*TO BE DONE*
Reproduce the material below word for word, leaving the pictures out.

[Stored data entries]
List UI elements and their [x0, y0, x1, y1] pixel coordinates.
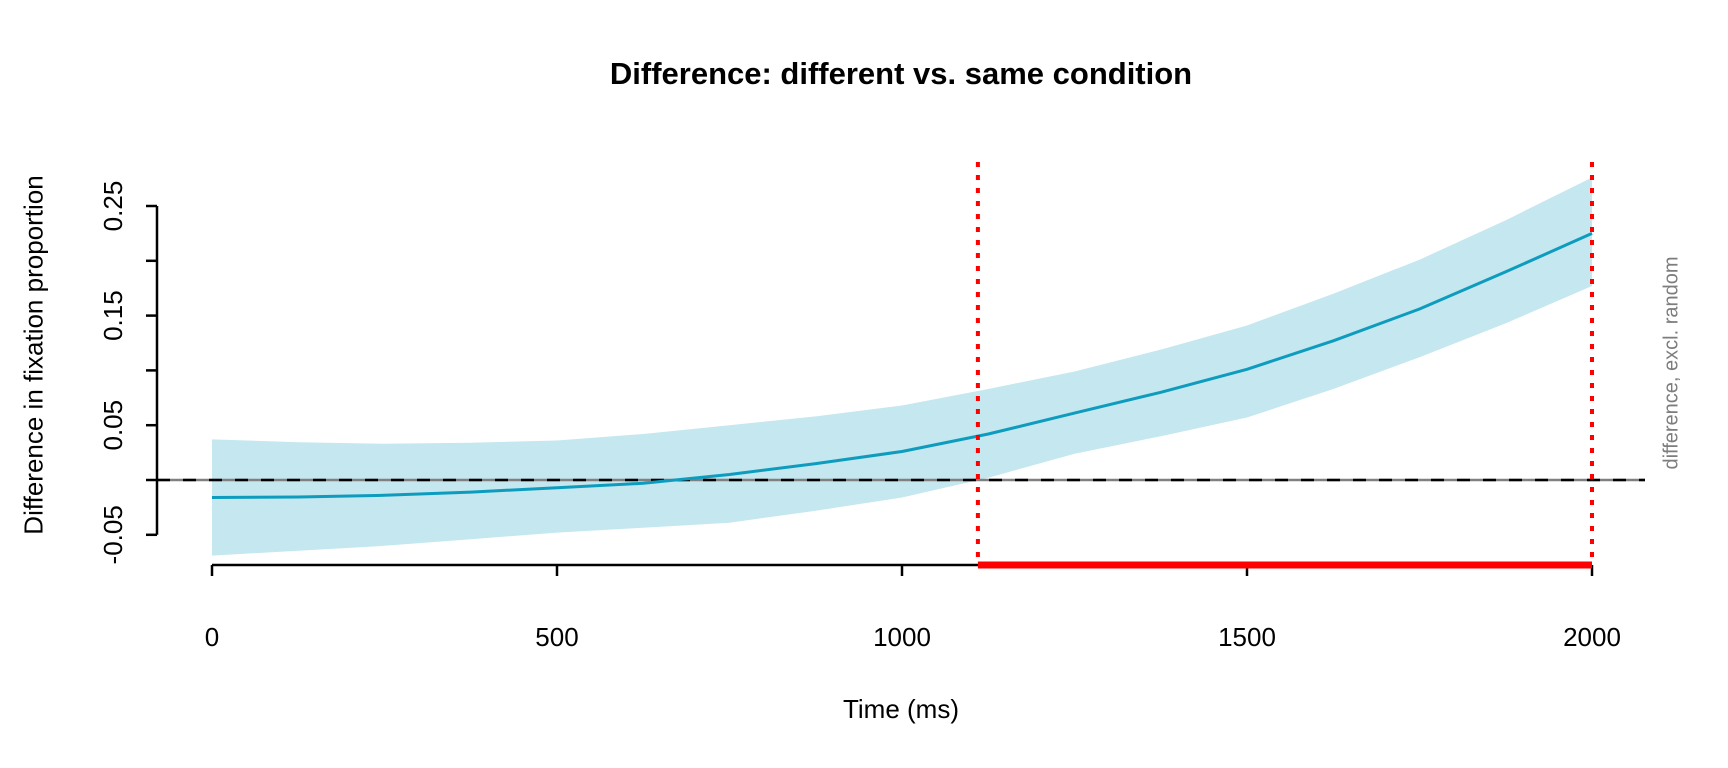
- x-tick-label: 1500: [1218, 622, 1276, 652]
- y-tick-label: 0.05: [98, 400, 128, 451]
- y-tick-label: -0.05: [98, 505, 128, 564]
- chart-title: Difference: different vs. same condition: [609, 56, 1193, 91]
- right-margin-label: difference, excl. random: [1660, 256, 1683, 470]
- x-axis-label: Time (ms): [842, 694, 960, 724]
- x-tick-label: 2000: [1563, 622, 1621, 652]
- ci-band: [212, 177, 1592, 556]
- y-tick-label: 0.25: [98, 181, 128, 232]
- y-axis-label: Difference in fixation proportion: [18, 175, 49, 535]
- fit-line: [211, 232, 1593, 499]
- x-tick-label: 500: [535, 622, 578, 652]
- x-tick-label: 1000: [873, 622, 931, 652]
- x-tick-label: 0: [205, 622, 219, 652]
- y-tick-label: 0.15: [98, 290, 128, 341]
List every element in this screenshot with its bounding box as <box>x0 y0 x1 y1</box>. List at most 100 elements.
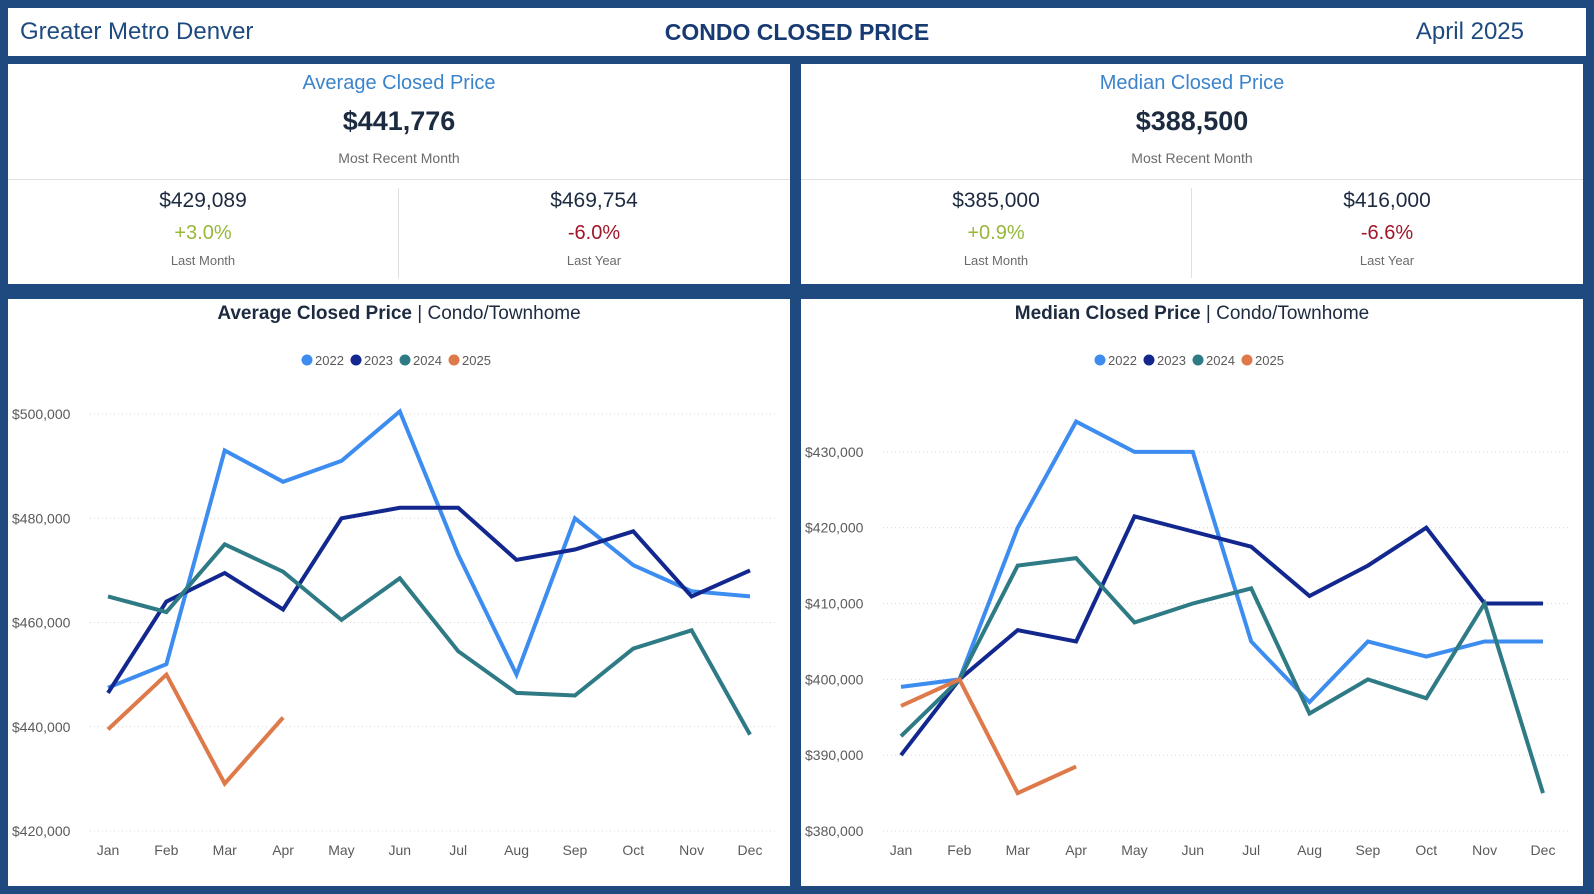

*FINISHED ANSWER*
List UI elements and their [x0, y0, x1, y1] pixel coordinates.
- x-tick-label: 1500: [1218, 622, 1276, 652]
- y-tick-label: 0.05: [98, 400, 128, 451]
- y-tick-label: -0.05: [98, 505, 128, 564]
- chart-title: Difference: different vs. same condition: [609, 56, 1193, 91]
- right-margin-label: difference, excl. random: [1660, 256, 1683, 470]
- x-axis-label: Time (ms): [842, 694, 960, 724]
- x-tick-label: 2000: [1563, 622, 1621, 652]
- ci-band: [212, 177, 1592, 556]
- y-tick-label: 0.25: [98, 181, 128, 232]
- y-axis-label: Difference in fixation proportion: [18, 175, 49, 535]
- fit-line: [211, 232, 1593, 499]
- x-tick-label: 500: [535, 622, 578, 652]
- x-tick-label: 1000: [873, 622, 931, 652]
- x-tick-label: 0: [205, 622, 219, 652]
- y-tick-label: 0.15: [98, 290, 128, 341]
List every element in this screenshot with its bounding box as <box>x0 y0 x1 y1</box>. List at most 100 elements.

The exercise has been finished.